▸ **Your instructions**:
Reproduce every line in the listing that contains the word "giúp".
(begin)
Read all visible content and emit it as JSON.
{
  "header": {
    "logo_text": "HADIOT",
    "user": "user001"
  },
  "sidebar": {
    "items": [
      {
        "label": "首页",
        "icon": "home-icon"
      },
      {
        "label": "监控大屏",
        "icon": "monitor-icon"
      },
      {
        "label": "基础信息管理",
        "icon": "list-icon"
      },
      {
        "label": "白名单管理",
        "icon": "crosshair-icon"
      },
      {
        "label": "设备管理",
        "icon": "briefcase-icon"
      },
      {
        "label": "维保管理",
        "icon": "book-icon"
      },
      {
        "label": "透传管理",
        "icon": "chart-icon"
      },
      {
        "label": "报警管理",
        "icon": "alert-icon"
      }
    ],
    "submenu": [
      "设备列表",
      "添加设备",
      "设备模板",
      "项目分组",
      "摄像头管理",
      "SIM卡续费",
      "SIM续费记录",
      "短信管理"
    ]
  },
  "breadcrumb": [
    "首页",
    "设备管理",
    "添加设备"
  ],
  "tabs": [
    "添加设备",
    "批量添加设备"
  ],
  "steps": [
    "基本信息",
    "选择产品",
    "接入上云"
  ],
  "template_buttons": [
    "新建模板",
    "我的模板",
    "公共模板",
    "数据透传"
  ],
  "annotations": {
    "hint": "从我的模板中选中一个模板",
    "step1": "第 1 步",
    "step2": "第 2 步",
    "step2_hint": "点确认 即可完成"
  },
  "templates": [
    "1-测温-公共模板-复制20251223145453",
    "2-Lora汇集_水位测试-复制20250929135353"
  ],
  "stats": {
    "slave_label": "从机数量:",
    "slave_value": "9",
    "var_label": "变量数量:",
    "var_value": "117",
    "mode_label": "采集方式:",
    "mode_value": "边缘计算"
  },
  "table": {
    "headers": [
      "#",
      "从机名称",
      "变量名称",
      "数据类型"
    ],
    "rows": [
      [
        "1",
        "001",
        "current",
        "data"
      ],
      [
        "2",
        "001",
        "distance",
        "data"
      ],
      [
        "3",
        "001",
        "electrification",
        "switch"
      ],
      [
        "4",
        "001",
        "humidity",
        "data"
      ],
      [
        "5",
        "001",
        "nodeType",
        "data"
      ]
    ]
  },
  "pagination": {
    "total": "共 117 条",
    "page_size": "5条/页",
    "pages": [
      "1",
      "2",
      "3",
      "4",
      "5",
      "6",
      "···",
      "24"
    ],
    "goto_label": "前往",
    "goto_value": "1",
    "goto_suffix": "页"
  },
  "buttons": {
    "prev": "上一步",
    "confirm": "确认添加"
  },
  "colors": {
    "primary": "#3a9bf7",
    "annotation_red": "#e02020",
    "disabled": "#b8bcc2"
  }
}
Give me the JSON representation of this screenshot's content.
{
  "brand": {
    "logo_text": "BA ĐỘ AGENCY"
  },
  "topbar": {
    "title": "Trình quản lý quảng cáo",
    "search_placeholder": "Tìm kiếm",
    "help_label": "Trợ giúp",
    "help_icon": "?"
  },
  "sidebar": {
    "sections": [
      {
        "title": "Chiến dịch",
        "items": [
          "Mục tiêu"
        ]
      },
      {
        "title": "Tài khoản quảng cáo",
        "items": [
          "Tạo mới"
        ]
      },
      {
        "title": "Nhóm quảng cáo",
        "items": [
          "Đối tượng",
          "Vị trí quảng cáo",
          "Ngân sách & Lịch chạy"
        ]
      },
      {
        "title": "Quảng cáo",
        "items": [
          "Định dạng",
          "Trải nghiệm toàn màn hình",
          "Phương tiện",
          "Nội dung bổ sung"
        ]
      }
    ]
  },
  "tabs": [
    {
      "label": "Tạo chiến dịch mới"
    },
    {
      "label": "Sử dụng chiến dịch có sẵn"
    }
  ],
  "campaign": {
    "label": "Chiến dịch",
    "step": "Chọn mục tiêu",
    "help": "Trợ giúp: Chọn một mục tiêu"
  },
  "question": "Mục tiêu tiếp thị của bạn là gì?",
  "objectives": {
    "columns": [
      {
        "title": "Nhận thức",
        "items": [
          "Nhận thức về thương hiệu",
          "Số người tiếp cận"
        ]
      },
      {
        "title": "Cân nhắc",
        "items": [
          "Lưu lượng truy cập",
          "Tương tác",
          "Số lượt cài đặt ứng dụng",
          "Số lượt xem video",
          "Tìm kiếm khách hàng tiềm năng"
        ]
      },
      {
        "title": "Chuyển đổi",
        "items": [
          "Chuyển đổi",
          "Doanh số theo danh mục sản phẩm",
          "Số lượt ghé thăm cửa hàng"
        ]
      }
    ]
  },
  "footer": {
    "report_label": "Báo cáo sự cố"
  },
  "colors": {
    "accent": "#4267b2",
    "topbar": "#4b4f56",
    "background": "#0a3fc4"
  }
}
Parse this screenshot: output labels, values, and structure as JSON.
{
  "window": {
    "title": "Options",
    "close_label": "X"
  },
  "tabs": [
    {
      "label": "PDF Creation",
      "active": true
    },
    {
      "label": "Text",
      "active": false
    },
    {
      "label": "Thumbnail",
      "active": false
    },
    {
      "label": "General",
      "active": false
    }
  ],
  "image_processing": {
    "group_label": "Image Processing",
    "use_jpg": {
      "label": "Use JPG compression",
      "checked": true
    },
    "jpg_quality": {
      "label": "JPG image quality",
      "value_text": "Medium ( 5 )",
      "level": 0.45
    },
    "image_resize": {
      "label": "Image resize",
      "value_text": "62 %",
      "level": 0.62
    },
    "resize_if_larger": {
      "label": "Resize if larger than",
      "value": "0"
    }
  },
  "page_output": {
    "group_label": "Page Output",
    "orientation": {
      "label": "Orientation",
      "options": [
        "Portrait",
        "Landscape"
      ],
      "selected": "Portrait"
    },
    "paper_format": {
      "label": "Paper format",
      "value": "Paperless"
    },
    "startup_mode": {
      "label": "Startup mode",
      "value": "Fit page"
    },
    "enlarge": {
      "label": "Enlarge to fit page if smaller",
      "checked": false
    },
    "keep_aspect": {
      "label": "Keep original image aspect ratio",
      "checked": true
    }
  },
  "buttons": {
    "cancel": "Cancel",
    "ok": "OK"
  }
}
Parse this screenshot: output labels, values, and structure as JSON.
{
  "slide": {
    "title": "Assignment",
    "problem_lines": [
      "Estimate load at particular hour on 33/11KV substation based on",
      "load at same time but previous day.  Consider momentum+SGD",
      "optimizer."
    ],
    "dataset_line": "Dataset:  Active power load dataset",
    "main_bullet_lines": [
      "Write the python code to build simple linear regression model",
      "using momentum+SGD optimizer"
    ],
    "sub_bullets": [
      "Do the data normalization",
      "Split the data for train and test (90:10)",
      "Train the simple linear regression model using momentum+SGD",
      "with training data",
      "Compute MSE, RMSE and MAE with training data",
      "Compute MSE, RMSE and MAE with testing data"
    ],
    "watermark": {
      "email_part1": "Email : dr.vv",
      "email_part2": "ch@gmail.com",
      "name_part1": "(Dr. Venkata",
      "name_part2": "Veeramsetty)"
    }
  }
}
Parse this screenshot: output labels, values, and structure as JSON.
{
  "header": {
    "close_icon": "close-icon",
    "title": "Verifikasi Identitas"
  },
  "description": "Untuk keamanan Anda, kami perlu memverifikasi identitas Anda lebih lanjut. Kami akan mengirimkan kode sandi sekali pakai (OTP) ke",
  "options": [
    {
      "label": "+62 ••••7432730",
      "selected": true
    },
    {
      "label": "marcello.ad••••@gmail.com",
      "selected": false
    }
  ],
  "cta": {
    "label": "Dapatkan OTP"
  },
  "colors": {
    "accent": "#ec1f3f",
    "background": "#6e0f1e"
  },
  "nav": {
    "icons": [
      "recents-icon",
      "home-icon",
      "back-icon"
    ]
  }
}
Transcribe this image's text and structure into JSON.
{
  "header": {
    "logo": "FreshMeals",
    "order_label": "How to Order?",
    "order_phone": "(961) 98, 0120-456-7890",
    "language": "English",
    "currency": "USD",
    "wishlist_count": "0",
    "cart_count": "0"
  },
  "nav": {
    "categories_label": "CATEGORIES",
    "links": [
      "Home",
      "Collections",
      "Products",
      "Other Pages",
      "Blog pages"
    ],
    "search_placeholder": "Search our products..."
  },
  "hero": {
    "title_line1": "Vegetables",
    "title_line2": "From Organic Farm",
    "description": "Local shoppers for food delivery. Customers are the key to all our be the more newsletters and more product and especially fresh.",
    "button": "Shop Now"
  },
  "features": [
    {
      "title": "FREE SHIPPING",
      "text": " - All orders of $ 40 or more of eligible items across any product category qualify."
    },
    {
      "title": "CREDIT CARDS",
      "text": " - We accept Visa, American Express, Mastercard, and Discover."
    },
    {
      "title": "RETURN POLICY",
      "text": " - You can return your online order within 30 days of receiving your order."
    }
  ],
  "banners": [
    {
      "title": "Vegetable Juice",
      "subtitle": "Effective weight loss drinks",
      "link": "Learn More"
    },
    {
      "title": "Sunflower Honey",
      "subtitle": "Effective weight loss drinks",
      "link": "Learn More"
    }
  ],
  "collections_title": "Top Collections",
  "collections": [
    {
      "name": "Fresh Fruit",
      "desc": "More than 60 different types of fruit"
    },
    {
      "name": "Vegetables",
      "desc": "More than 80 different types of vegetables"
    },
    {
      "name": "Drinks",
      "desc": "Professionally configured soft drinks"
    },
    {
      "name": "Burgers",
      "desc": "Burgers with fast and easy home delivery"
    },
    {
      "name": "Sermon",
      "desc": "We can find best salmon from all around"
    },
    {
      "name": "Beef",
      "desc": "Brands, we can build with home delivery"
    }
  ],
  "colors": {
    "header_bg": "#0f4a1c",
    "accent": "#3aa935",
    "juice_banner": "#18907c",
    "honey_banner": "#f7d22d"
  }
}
(end)
▸ **Correct answer**:
    "help_label": "Trợ giúp",
    "help": "Trợ giúp: Chọn một mục tiêu"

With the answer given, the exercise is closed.